• Exercise requirements
Could you repeat the records below exactly, leaving out any pictures?

(Figure content listings)
• • • • • • •
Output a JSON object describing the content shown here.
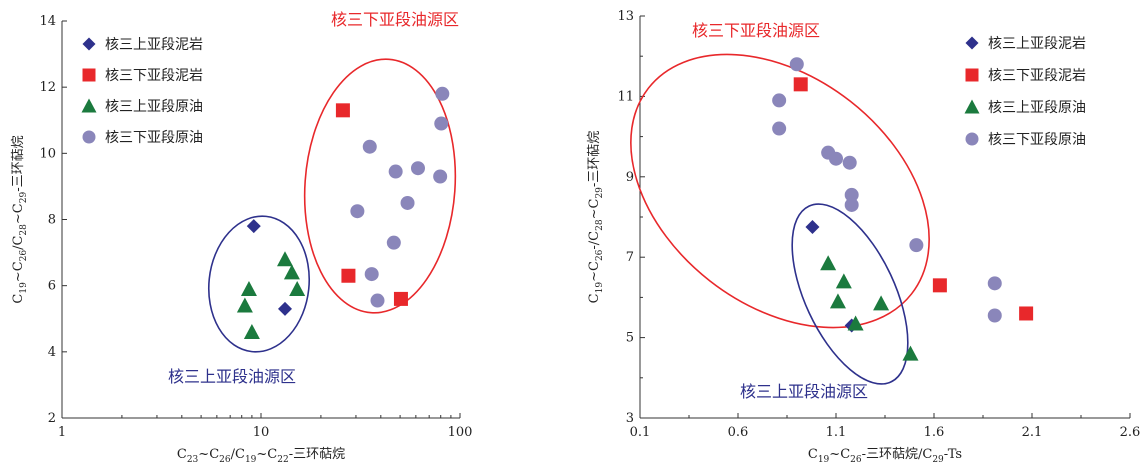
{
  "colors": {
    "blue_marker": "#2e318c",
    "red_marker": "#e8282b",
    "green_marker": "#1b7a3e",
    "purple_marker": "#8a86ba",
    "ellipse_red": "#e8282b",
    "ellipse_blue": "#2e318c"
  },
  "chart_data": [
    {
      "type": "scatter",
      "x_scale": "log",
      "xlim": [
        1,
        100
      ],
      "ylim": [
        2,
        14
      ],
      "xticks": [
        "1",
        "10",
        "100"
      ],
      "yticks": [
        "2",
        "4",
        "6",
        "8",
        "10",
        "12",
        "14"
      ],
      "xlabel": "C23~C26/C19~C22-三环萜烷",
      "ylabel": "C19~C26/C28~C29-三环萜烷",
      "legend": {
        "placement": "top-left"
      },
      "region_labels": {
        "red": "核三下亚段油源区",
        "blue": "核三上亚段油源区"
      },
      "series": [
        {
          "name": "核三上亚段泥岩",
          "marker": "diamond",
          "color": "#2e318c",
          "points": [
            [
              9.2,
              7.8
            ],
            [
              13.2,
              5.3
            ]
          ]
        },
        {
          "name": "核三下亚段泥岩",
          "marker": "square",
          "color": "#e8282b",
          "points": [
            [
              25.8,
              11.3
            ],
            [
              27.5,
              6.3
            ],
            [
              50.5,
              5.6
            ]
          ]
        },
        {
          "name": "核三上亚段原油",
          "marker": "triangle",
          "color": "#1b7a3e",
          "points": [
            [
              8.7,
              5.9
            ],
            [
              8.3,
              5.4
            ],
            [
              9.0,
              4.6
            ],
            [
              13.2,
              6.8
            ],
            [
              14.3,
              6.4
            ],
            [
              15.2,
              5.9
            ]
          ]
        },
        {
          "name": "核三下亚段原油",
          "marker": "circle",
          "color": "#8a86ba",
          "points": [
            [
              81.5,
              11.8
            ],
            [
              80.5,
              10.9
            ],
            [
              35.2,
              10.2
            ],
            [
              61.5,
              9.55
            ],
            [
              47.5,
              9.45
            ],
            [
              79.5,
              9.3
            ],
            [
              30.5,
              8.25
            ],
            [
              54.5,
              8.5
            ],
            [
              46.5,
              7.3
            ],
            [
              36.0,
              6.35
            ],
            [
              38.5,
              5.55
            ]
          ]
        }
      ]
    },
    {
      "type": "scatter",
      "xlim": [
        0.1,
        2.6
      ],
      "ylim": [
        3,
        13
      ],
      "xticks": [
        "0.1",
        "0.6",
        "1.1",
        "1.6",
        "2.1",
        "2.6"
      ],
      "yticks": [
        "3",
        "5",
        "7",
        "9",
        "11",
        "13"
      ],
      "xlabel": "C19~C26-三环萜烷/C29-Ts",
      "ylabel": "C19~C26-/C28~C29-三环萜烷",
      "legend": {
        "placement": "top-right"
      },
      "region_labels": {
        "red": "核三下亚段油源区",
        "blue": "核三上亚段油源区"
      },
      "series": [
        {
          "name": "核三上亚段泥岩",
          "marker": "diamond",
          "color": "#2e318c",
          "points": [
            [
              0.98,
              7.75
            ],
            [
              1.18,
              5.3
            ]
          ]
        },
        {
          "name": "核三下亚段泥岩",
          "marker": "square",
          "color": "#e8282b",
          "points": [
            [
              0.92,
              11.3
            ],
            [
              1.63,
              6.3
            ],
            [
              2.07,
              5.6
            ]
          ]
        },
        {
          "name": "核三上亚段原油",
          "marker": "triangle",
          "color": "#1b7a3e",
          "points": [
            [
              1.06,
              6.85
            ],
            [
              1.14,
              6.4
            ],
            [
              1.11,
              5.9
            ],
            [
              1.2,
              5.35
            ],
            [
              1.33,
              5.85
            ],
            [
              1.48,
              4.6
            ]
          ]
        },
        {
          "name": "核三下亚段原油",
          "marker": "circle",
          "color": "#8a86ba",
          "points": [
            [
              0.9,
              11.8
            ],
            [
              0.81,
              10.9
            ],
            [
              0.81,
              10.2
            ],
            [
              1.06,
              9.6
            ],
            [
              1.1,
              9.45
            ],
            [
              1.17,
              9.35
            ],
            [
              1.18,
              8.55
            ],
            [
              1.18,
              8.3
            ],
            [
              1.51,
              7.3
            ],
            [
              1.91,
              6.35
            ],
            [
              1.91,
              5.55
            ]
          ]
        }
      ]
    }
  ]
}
• • • • • • •
• Exercise output
Output a JSON object describing the content shown here.
{
  "colors": {
    "blue_marker": "#2e318c",
    "red_marker": "#e8282b",
    "green_marker": "#1b7a3e",
    "purple_marker": "#8a86ba",
    "ellipse_red": "#e8282b",
    "ellipse_blue": "#2e318c"
  },
  "chart_data": [
    {
      "type": "scatter",
      "x_scale": "log",
      "xlim": [
        1,
        100
      ],
      "ylim": [
        2,
        14
      ],
      "xticks": [
        "1",
        "10",
        "100"
      ],
      "yticks": [
        "2",
        "4",
        "6",
        "8",
        "10",
        "12",
        "14"
      ],
      "xlabel": "C23~C26/C19~C22-三环萜烷",
      "ylabel": "C19~C26/C28~C29-三环萜烷",
      "legend": {
        "placement": "top-left"
      },
      "region_labels": {
        "red": "核三下亚段油源区",
        "blue": "核三上亚段油源区"
      },
      "series": [
        {
          "name": "核三上亚段泥岩",
          "marker": "diamond",
          "color": "#2e318c",
          "points": [
            [
              9.2,
              7.8
            ],
            [
              13.2,
              5.3
            ]
          ]
        },
        {
          "name": "核三下亚段泥岩",
          "marker": "square",
          "color": "#e8282b",
          "points": [
            [
              25.8,
              11.3
            ],
            [
              27.5,
              6.3
            ],
            [
              50.5,
              5.6
            ]
          ]
        },
        {
          "name": "核三上亚段原油",
          "marker": "triangle",
          "color": "#1b7a3e",
          "points": [
            [
              8.7,
              5.9
            ],
            [
              8.3,
              5.4
            ],
            [
              9.0,
              4.6
            ],
            [
              13.2,
              6.8
            ],
            [
              14.3,
              6.4
            ],
            [
              15.2,
              5.9
            ]
          ]
        },
        {
          "name": "核三下亚段原油",
          "marker": "circle",
          "color": "#8a86ba",
          "points": [
            [
              81.5,
              11.8
            ],
            [
              80.5,
              10.9
            ],
            [
              35.2,
              10.2
            ],
            [
              61.5,
              9.55
            ],
            [
              47.5,
              9.45
            ],
            [
              79.5,
              9.3
            ],
            [
              30.5,
              8.25
            ],
            [
              54.5,
              8.5
            ],
            [
              46.5,
              7.3
            ],
            [
              36.0,
              6.35
            ],
            [
              38.5,
              5.55
            ]
          ]
        }
      ]
    },
    {
      "type": "scatter",
      "xlim": [
        0.1,
        2.6
      ],
      "ylim": [
        3,
        13
      ],
      "xticks": [
        "0.1",
        "0.6",
        "1.1",
        "1.6",
        "2.1",
        "2.6"
      ],
      "yticks": [
        "3",
        "5",
        "7",
        "9",
        "11",
        "13"
      ],
      "xlabel": "C19~C26-三环萜烷/C29-Ts",
      "ylabel": "C19~C26-/C28~C29-三环萜烷",
      "legend": {
        "placement": "top-right"
      },
      "region_labels": {
        "red": "核三下亚段油源区",
        "blue": "核三上亚段油源区"
      },
      "series": [
        {
          "name": "核三上亚段泥岩",
          "marker": "diamond",
          "color": "#2e318c",
          "points": [
            [
              0.98,
              7.75
            ],
            [
              1.18,
              5.3
            ]
          ]
        },
        {
          "name": "核三下亚段泥岩",
          "marker": "square",
          "color": "#e8282b",
          "points": [
            [
              0.92,
              11.3
            ],
            [
              1.63,
              6.3
            ],
            [
              2.07,
              5.6
            ]
          ]
        },
        {
          "name": "核三上亚段原油",
          "marker": "triangle",
          "color": "#1b7a3e",
          "points": [
            [
              1.06,
              6.85
            ],
            [
              1.14,
              6.4
            ],
            [
              1.11,
              5.9
            ],
            [
              1.2,
              5.35
            ],
            [
              1.33,
              5.85
            ],
            [
              1.48,
              4.6
            ]
          ]
        },
        {
          "name": "核三下亚段原油",
          "marker": "circle",
          "color": "#8a86ba",
          "points": [
            [
              0.9,
              11.8
            ],
            [
              0.81,
              10.9
            ],
            [
              0.81,
              10.2
            ],
            [
              1.06,
              9.6
            ],
            [
              1.1,
              9.45
            ],
            [
              1.17,
              9.35
            ],
            [
              1.18,
              8.55
            ],
            [
              1.18,
              8.3
            ],
            [
              1.51,
              7.3
            ],
            [
              1.91,
              6.35
            ],
            [
              1.91,
              5.55
            ]
          ]
        }
      ]
    }
  ]
}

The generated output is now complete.